═════ Material for this exercise ═════

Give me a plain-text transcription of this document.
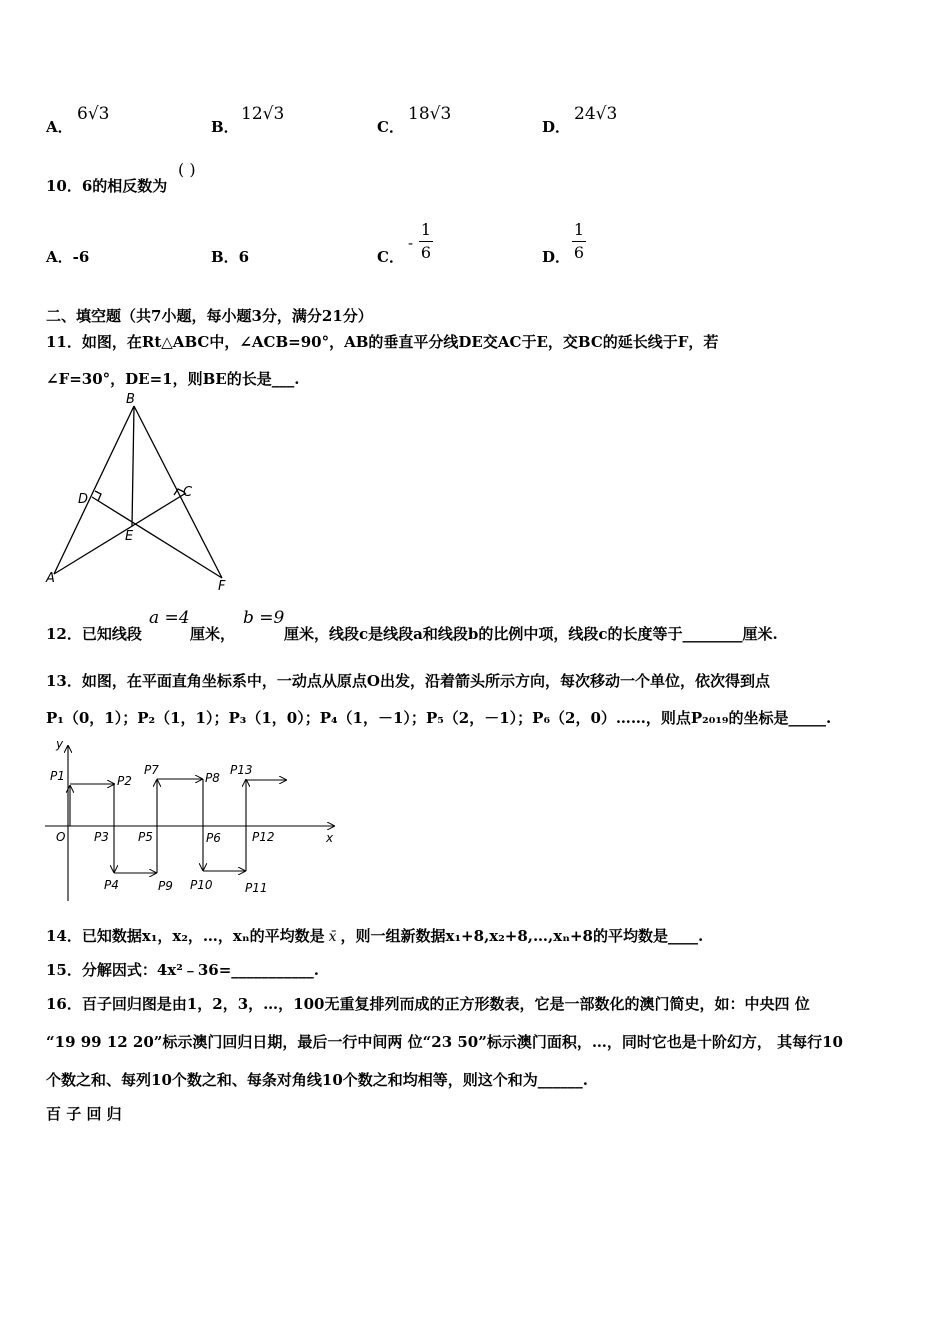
A．
6√3
B．
12√3
C．
18√3
D．
24√3
10．6的相反数为
( )
A．-6	B．6	C．
-
1
6	D．
1
6
二、填空题（共7小题，每小题3分，满分21分）
11．如图，在Rt△ABC中，∠ACB=90°，AB的垂直平分线DE交AC于E，交BC的延长线于F，若
∠F=30°，DE=1，则BE的长是___.
B
D	C
E
A
F
12．已知线段
a =4
厘米，
b =9
厘米，线段c是线段a和线段b的比例中项，线段c的长度等于________厘米.
13．如图，在平面直角坐标系中，一动点从原点O出发，沿着箭头所示方向，每次移动一个单位，依次得到点
P₁（0，1）；P₂（1，1）；P₃（1，0）；P₄（1，－1）；P₅（2，－1）；P₆（2，0）……，则点P₂₀₁₉的坐标是_____.
y
x
O
P1	P2
P3
P4
P5	P6
P7
P8
P9 P10	P11
P12
P13
14．已知数据x₁，x₂，…，xₙ的平均数是 x̄ ，则一组新数据x₁+8,x₂+8,…,xₙ+8的平均数是____.
15．分解因式：4x²﹣36=___________.
16．百子回归图是由1，2，3，…，100无重复排列而成的正方形数表，它是一部数化的澳门简史，如：中央四 位
“19 99 12 20”标示澳门回归日期，最后一行中间两 位“23 50”标示澳门面积，…，同时它也是十阶幻方， 其每行10
个数之和、每列10个数之和、每条对角线10个数之和均相等，则这个和为______.
百 子 回 归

═════

From the material above, copy everything exactly but the pictures.

Final answer
Give me a plain-text transcription of this document.
A．
6√3
B．
12√3
C．
18√3
D．
24√3
10．6的相反数为
( )
A．-6	B．6	C．
-
1
6	D．
1
6
二、填空题（共7小题，每小题3分，满分21分）
11．如图，在Rt△ABC中，∠ACB=90°，AB的垂直平分线DE交AC于E，交BC的延长线于F，若
∠F=30°，DE=1，则BE的长是___.
B
D	C
E
A
F
12．已知线段
a =4
厘米，
b =9
厘米，线段c是线段a和线段b的比例中项，线段c的长度等于________厘米.
13．如图，在平面直角坐标系中，一动点从原点O出发，沿着箭头所示方向，每次移动一个单位，依次得到点
P₁（0，1）；P₂（1，1）；P₃（1，0）；P₄（1，－1）；P₅（2，－1）；P₆（2，0）……，则点P₂₀₁₉的坐标是_____.
y
x
O
P1	P2
P3
P4
P5	P6
P7
P8
P9 P10	P11
P12
P13
14．已知数据x₁，x₂，…，xₙ的平均数是 x̄ ，则一组新数据x₁+8,x₂+8,…,xₙ+8的平均数是____.
15．分解因式：4x²﹣36=___________.
16．百子回归图是由1，2，3，…，100无重复排列而成的正方形数表，它是一部数化的澳门简史，如：中央四 位
“19 99 12 20”标示澳门回归日期，最后一行中间两 位“23 50”标示澳门面积，…，同时它也是十阶幻方， 其每行10
个数之和、每列10个数之和、每条对角线10个数之和均相等，则这个和为______.
百 子 回 归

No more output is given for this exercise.